Input records ▸

┄┄┄┄┄┄┄┄┄┄┄┄┄┄┄┄┄┄┄┄

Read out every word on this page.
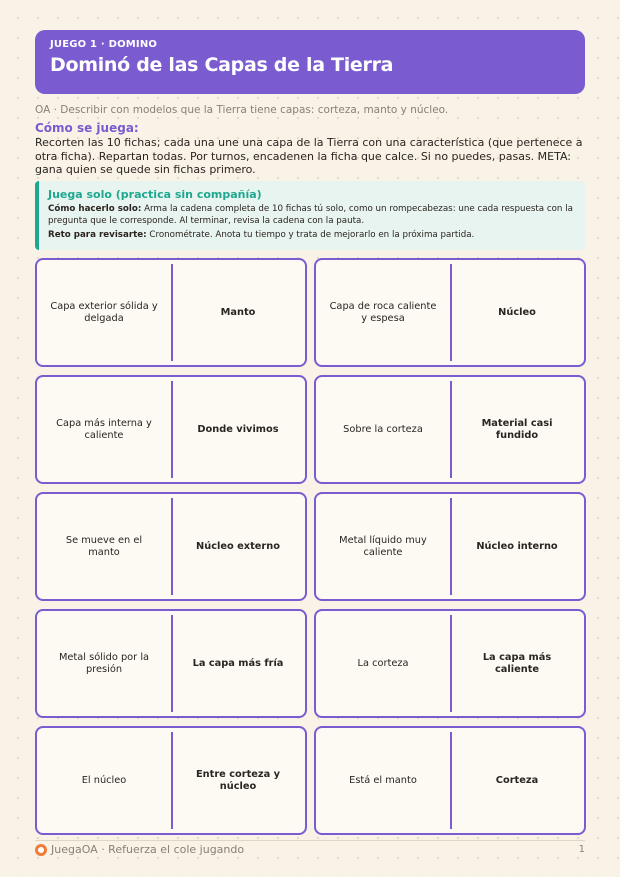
JUEGO 1 · DOMINO
Dominó de las Capas de la Tierra
OA · Describir con modelos que la Tierra tiene capas: corteza, manto y núcleo.
Cómo se juega:
Recorten las 10 fichas; cada una une una capa de la Tierra con una característica (que pertenece a otra ficha). Repartan todas. Por turnos, encadenen la ficha que calce. Si no puedes, pasas. META: gana quien se quede sin fichas primero.
Juega solo (practica sin compañía)

Cómo hacerlo solo: Arma la cadena completa de 10 fichas tú solo, como un rompecabezas: une cada respuesta con la pregunta que le corresponde. Al terminar, revisa la cadena con la pauta.

Reto para revisarte: Cronométrate. Anota tu tiempo y trata de mejorarlo en la próxima partida.

Capa exterior sólida y delgada
Manto
Capa de roca caliente y espesa
Núcleo
Capa más interna y caliente
Donde vivimos	Sobre la corteza
Material casi fundido
Se mueve en el manto
Núcleo externo
Metal líquido muy caliente
Núcleo interno
Metal sólido por la presión
La capa más fría	La corteza
La capa más caliente
El núcleo
Entre corteza y núcleo
Está el manto	Corteza
JuegaOA · Refuerza el cole jugando	1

┄┄┄┄┄┄┄┄┄┄┄┄┄┄┄┄┄┄┄┄

Written task ▸ State how many lines hold the word "Cómo". The number is the whole answer.

Answer to the task ▸ 2